[Written task]:
Search the data for the word "designed" and copy every line that contains it.

[Data in this exercise]:
···
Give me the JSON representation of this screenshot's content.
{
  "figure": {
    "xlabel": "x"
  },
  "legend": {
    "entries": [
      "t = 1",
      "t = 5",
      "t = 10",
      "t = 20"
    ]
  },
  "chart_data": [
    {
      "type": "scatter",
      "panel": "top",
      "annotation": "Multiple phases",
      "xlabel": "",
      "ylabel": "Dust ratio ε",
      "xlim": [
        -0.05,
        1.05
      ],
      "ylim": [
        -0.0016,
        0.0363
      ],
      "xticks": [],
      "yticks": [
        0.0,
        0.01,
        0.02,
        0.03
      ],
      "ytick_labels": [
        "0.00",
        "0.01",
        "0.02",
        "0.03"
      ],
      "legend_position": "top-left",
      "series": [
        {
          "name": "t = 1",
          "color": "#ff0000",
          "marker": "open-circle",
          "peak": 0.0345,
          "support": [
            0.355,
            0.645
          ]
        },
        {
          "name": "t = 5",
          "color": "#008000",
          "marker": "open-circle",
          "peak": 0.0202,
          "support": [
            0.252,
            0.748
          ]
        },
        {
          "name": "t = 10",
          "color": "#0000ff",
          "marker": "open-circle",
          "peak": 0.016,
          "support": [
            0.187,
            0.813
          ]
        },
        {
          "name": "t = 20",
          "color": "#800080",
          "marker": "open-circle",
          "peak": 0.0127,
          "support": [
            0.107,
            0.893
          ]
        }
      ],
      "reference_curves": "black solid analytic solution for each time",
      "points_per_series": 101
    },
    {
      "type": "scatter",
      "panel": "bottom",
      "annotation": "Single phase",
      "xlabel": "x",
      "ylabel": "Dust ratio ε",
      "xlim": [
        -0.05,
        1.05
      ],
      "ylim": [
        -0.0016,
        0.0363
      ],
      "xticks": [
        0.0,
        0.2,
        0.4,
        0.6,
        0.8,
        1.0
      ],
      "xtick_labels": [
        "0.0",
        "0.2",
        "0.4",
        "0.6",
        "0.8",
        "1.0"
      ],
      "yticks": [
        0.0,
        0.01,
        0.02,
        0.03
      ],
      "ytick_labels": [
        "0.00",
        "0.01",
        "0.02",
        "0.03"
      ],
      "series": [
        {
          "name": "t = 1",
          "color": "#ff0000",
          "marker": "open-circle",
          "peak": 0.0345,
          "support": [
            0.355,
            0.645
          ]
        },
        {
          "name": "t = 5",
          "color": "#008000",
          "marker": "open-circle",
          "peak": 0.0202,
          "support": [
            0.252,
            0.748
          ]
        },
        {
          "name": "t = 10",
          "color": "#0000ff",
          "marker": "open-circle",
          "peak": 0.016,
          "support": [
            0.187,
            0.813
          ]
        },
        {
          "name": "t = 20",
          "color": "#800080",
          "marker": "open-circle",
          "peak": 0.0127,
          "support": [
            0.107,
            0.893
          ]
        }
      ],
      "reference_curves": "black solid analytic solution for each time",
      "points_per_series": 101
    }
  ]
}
···
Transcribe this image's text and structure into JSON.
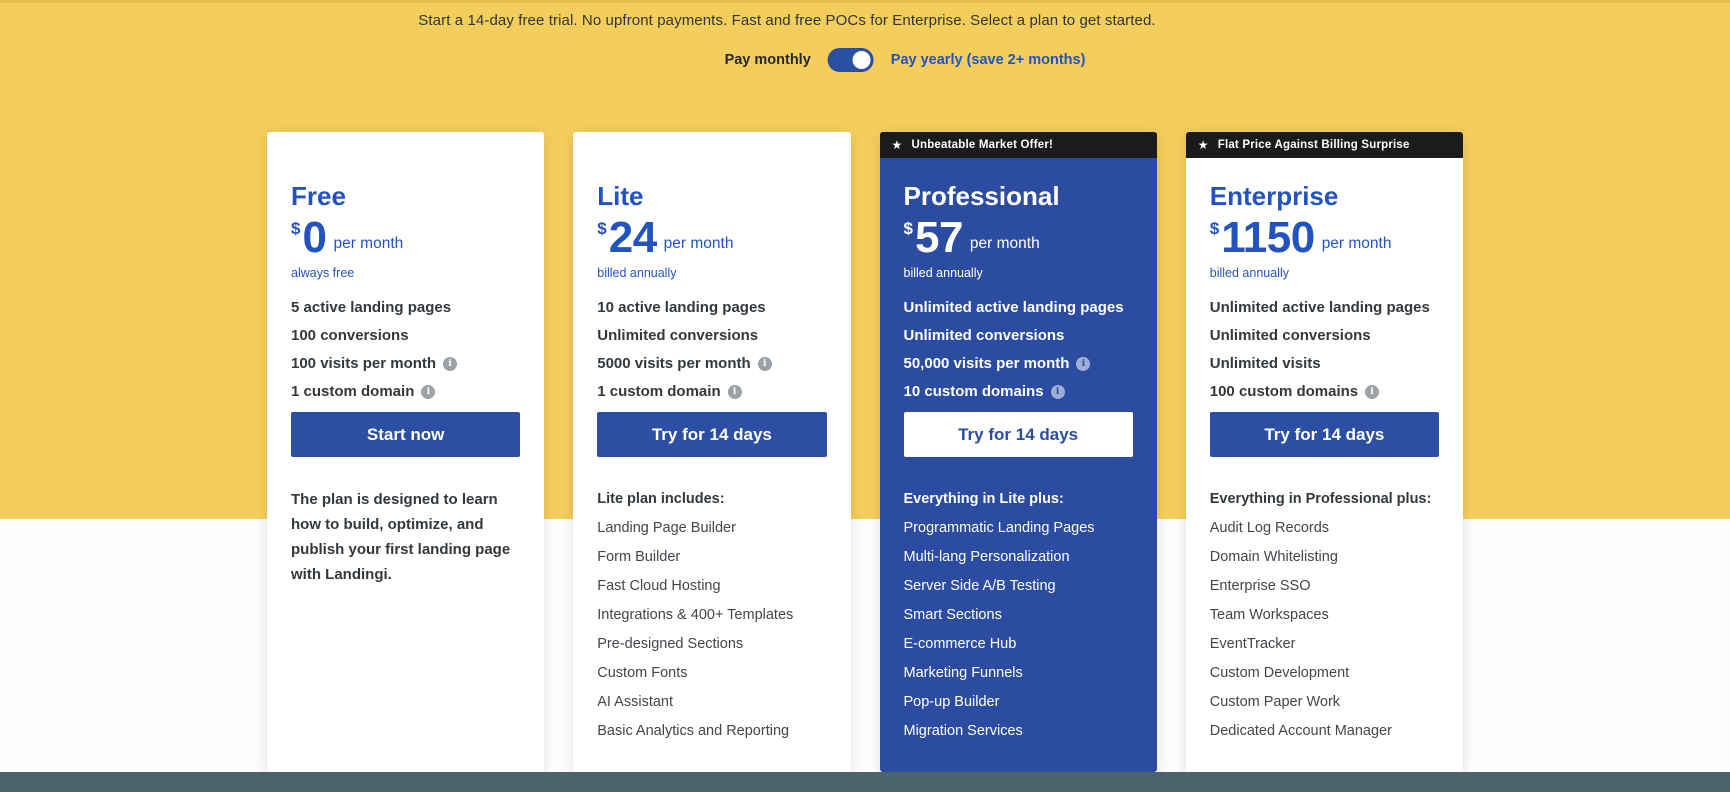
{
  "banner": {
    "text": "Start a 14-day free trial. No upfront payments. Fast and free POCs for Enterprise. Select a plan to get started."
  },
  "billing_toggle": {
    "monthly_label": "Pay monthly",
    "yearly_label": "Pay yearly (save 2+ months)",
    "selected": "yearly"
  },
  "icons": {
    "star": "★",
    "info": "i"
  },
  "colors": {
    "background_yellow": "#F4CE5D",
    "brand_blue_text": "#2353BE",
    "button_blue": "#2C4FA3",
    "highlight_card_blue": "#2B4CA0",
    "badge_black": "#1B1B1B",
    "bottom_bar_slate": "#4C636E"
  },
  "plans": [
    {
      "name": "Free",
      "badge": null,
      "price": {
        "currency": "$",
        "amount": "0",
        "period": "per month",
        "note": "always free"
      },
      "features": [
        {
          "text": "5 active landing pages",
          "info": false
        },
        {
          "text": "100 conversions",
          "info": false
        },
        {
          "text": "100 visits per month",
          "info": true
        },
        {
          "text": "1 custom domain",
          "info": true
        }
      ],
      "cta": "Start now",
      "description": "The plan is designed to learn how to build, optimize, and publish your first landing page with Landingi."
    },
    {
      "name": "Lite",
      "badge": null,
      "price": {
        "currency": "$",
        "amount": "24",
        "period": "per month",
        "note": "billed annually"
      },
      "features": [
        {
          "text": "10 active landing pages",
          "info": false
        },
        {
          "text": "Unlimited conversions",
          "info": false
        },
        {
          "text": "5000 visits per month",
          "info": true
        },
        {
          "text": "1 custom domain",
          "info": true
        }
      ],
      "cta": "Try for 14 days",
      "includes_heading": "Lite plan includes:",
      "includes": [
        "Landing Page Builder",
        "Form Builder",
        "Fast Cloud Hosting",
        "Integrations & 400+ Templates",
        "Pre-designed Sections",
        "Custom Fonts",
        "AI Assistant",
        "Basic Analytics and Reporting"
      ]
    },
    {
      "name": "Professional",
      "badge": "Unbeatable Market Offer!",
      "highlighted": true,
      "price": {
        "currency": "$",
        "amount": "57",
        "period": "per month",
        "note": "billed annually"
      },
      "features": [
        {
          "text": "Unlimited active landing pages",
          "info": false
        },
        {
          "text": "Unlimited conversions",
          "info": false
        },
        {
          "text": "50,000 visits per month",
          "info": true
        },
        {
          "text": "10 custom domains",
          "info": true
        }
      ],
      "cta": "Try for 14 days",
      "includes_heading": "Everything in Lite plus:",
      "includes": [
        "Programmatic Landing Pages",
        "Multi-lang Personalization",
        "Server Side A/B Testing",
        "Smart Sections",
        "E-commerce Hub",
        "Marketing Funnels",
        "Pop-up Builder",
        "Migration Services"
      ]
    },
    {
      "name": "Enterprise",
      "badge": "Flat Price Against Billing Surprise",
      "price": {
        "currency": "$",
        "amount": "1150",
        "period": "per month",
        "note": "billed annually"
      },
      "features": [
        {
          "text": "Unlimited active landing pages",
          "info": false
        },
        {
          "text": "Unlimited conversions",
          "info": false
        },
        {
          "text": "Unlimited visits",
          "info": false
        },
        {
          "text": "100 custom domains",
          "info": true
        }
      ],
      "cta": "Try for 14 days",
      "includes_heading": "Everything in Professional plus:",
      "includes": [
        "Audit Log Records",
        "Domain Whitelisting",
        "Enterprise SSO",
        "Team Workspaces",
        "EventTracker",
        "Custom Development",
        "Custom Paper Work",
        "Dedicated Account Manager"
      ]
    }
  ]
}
···
[Solution to this problem]:
      "description": "The plan is designed to learn how to build, optimize, and publish your first landing page with Landingi."
        "Pre-designed Sections",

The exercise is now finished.